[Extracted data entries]
★ ★ ★ ★ ★

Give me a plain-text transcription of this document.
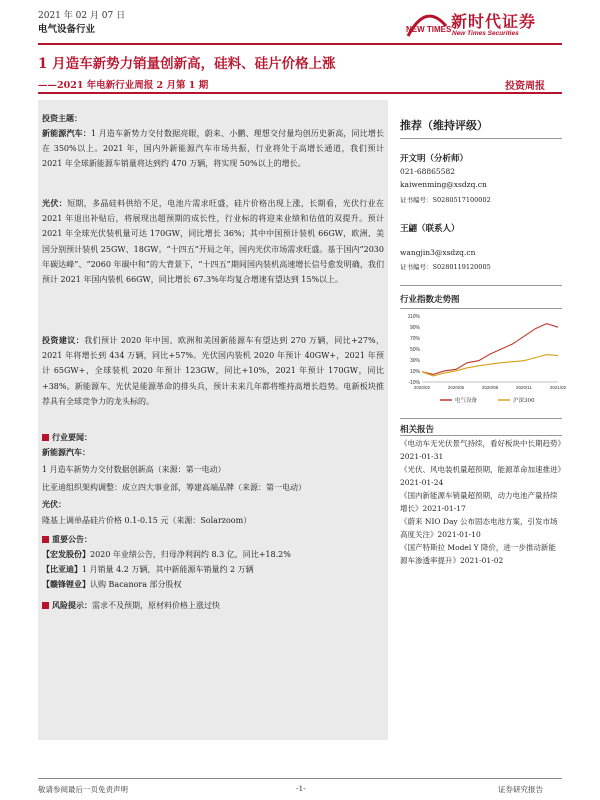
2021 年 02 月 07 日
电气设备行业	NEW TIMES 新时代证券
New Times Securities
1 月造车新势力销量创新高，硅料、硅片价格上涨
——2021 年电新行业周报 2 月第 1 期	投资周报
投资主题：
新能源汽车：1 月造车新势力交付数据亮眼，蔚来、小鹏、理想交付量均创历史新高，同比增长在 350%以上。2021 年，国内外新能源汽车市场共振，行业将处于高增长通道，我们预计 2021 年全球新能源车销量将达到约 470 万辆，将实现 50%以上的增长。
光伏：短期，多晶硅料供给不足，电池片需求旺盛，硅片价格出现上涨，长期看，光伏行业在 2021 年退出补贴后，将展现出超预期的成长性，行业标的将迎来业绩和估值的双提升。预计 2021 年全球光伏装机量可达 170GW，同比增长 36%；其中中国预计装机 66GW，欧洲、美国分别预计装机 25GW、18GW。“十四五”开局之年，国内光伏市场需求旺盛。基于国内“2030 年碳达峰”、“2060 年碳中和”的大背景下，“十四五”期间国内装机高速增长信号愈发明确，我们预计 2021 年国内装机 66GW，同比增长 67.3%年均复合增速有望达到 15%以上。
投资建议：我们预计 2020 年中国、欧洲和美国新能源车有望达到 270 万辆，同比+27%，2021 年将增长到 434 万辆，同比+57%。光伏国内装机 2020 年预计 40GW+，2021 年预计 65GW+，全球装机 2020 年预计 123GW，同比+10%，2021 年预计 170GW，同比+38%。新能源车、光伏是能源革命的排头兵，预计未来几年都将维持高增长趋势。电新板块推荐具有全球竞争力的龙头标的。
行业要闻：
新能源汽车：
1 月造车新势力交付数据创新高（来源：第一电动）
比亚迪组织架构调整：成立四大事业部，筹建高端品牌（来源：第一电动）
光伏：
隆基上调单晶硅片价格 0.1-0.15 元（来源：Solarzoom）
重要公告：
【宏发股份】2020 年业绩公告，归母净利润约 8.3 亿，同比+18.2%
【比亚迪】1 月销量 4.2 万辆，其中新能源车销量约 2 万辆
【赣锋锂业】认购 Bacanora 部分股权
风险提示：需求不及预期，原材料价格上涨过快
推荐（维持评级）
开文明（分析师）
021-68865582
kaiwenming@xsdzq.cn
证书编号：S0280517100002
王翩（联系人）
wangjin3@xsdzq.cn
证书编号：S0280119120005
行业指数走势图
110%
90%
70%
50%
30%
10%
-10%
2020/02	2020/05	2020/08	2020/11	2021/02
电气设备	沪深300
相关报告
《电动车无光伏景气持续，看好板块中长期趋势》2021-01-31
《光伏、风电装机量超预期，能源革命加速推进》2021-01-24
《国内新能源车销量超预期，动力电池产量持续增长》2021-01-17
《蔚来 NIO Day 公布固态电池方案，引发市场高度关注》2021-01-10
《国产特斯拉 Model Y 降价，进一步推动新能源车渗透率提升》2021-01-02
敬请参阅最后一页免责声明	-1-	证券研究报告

★ ★ ★ ★ ★

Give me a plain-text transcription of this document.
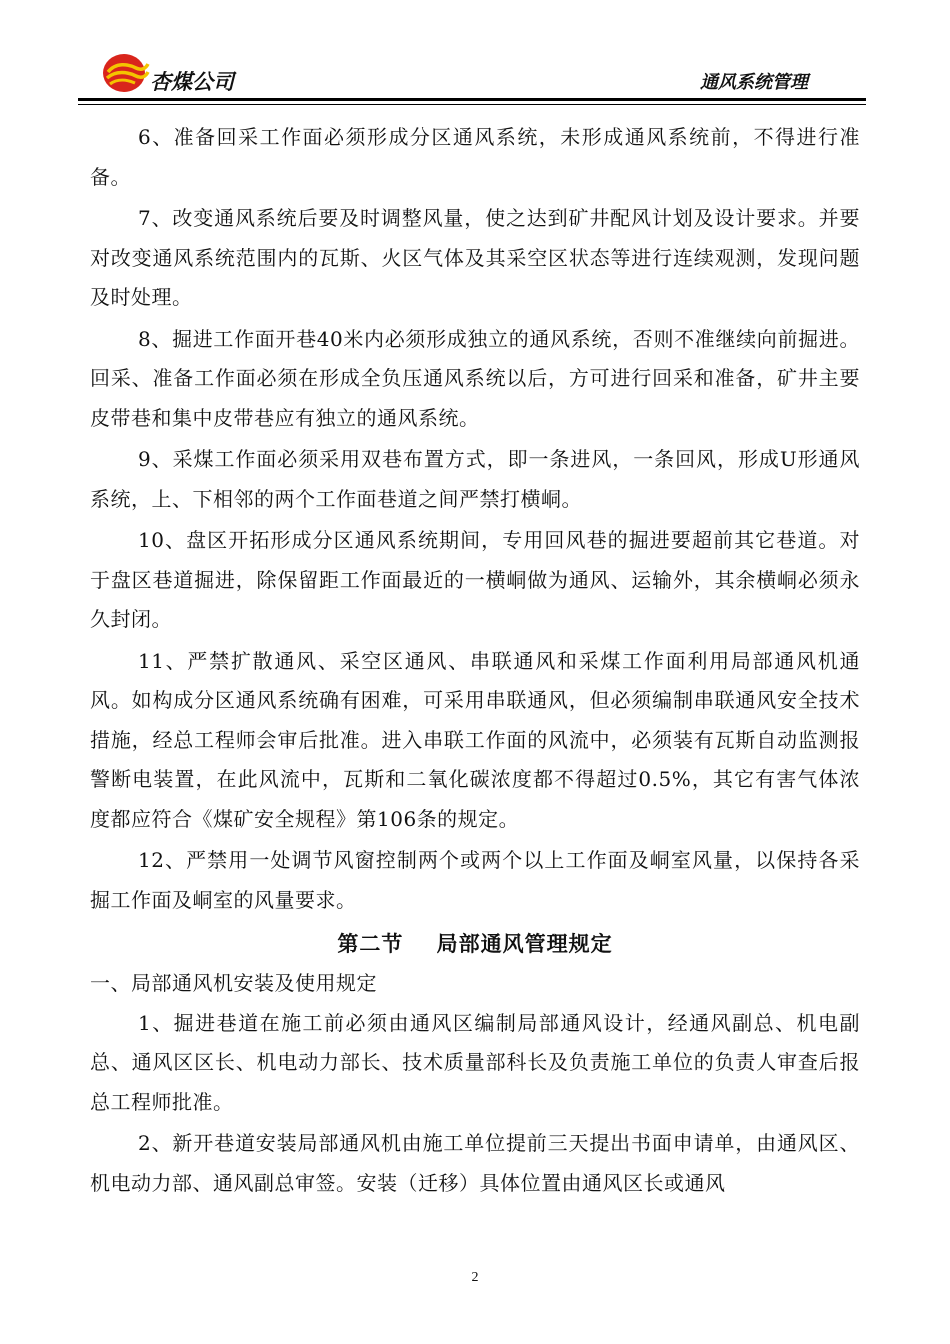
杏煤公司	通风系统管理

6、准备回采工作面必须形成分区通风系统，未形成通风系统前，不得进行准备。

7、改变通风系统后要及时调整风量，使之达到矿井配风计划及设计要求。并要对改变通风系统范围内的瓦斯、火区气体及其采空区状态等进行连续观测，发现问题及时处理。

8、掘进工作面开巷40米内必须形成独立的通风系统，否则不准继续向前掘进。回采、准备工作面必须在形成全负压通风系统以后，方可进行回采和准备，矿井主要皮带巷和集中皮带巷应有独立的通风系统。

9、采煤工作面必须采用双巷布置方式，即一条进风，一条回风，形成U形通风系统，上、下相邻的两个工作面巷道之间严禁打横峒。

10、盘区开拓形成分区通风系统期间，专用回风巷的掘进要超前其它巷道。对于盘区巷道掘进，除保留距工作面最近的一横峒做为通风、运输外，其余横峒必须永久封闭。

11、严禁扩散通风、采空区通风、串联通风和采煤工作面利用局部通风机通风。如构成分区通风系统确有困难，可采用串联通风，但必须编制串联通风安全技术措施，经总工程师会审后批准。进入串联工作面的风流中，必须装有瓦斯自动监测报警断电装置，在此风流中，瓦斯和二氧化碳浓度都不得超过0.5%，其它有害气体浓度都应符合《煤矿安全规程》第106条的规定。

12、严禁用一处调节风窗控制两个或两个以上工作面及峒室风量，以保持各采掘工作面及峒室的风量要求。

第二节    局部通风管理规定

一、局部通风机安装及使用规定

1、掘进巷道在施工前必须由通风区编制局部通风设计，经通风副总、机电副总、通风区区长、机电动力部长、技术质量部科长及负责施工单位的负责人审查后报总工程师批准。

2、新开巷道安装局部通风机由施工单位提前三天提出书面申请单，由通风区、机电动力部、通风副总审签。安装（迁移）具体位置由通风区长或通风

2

★ ★ ★ ★ ★

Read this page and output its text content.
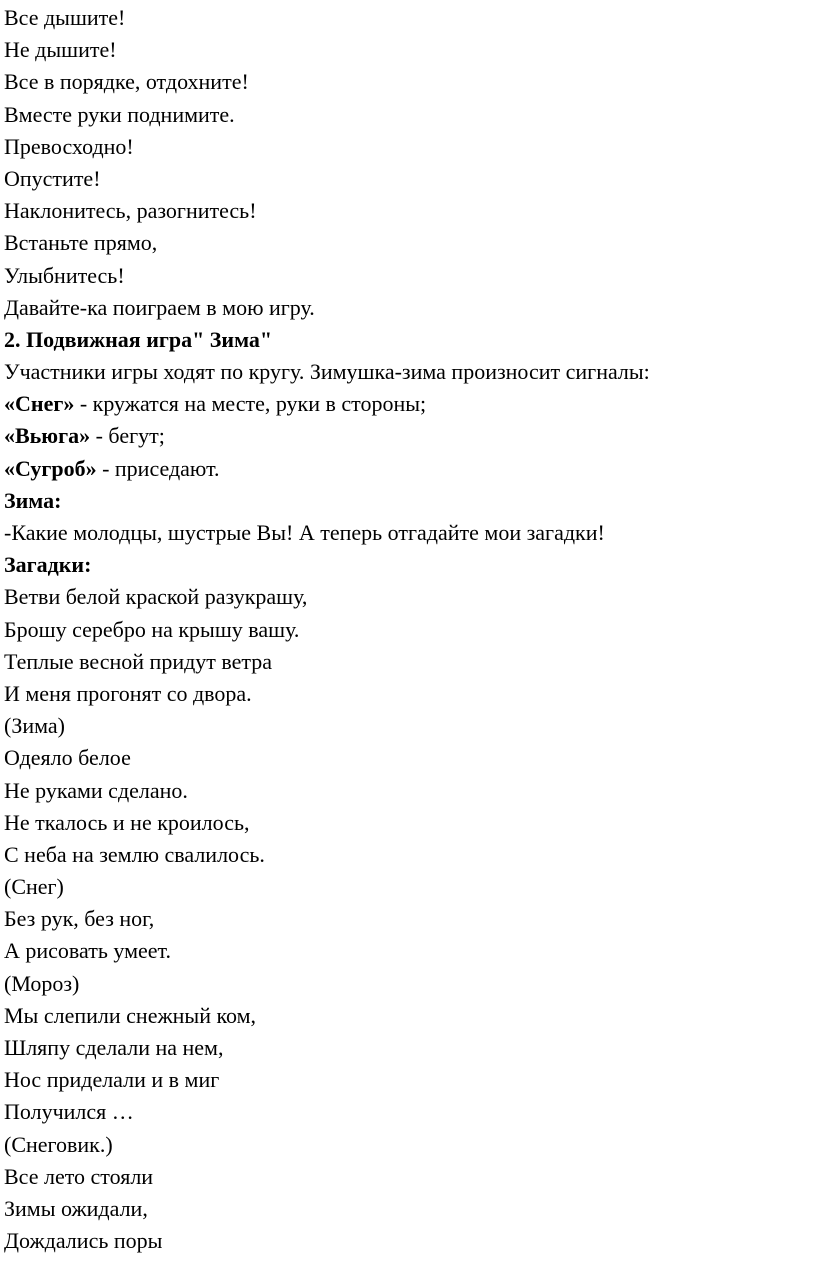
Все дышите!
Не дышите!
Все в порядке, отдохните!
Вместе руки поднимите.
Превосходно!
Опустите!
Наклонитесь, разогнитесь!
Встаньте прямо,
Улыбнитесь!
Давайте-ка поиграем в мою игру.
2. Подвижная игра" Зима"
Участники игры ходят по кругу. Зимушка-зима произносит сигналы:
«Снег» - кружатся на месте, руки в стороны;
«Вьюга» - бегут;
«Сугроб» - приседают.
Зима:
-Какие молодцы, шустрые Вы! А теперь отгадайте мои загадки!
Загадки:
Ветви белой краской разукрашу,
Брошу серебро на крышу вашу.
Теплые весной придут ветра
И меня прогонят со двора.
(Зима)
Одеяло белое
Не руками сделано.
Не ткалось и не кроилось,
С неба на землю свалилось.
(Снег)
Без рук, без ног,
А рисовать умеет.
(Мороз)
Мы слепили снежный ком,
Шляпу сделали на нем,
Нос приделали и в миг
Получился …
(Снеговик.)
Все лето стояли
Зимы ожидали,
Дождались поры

★ ★ ★ ★ ★

Problem to solve: Determine how many lines of this listing contain "руки", and give only the number.

Expected answer: 2